**Goal**
Render every line of the records below as a numbered list, skipping any blank lines and leaving out the pictures.

:: Data extract ::

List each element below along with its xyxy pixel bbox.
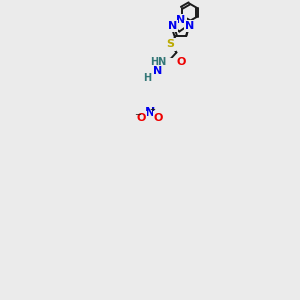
Text: O: O: [136, 112, 146, 122]
Text: N: N: [153, 66, 163, 76]
Text: N: N: [168, 21, 177, 31]
Text: +: +: [149, 107, 155, 113]
Text: N: N: [185, 21, 194, 31]
Text: S: S: [166, 39, 174, 49]
Text: −: −: [135, 110, 142, 119]
Text: H: H: [144, 73, 152, 83]
Text: O: O: [154, 112, 163, 122]
Text: O: O: [177, 57, 186, 67]
Text: N: N: [176, 15, 186, 25]
Text: N: N: [145, 106, 155, 119]
Text: HN: HN: [151, 57, 167, 67]
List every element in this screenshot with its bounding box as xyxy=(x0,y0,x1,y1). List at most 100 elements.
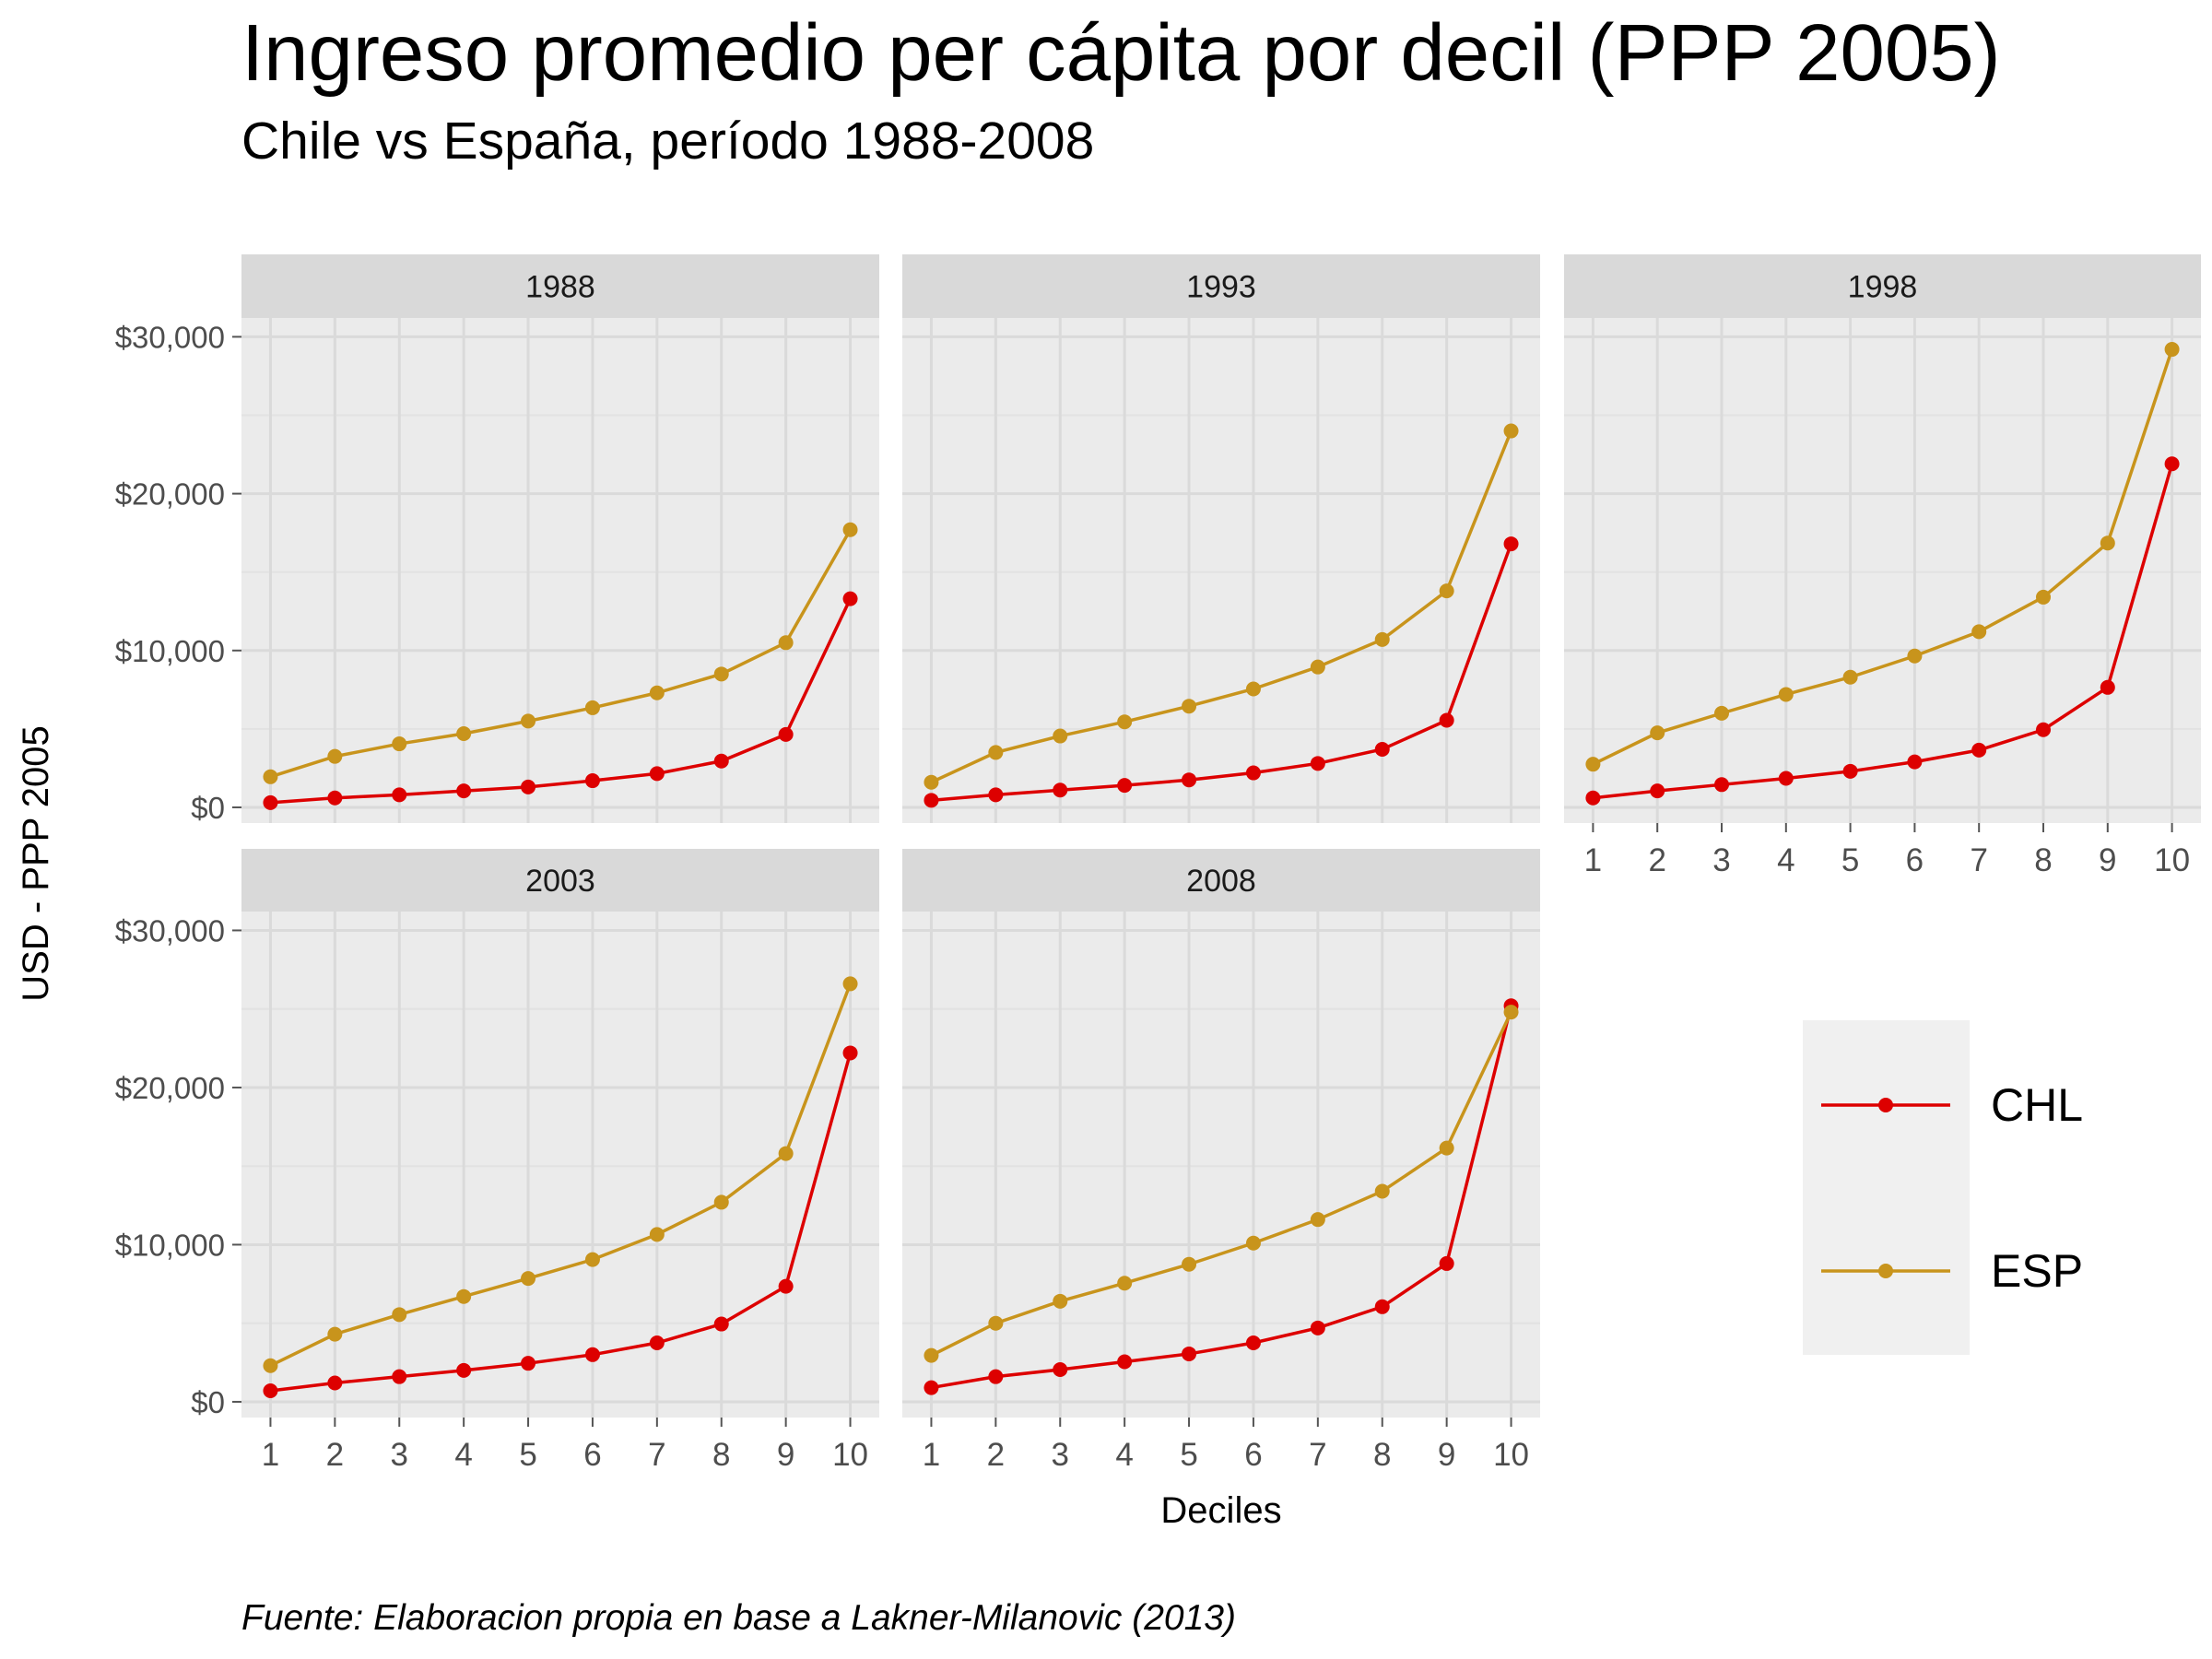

:::

**Task result**
1. List each element below along with its xyxy pixel bbox.
2. Text: O: O: [136, 112, 146, 122]
3. Text: N: N: [153, 66, 163, 76]
4. Text: N: N: [168, 21, 177, 31]
5. Text: +: +: [149, 107, 155, 113]
6. Text: N: N: [185, 21, 194, 31]
7. Text: S: S: [166, 39, 174, 49]
8. Text: −: −: [135, 110, 142, 119]
9. Text: H: H: [144, 73, 152, 83]
10. Text: O: O: [154, 112, 163, 122]
11. Text: O: O: [177, 57, 186, 67]
12. Text: N: N: [176, 15, 186, 25]
13. Text: N: N: [145, 106, 155, 119]
14. Text: HN: HN: [151, 57, 167, 67]
15. List every element in this screenshot with its bounding box as xyxy=(x0,y0,x1,y1). List at most 100 elements.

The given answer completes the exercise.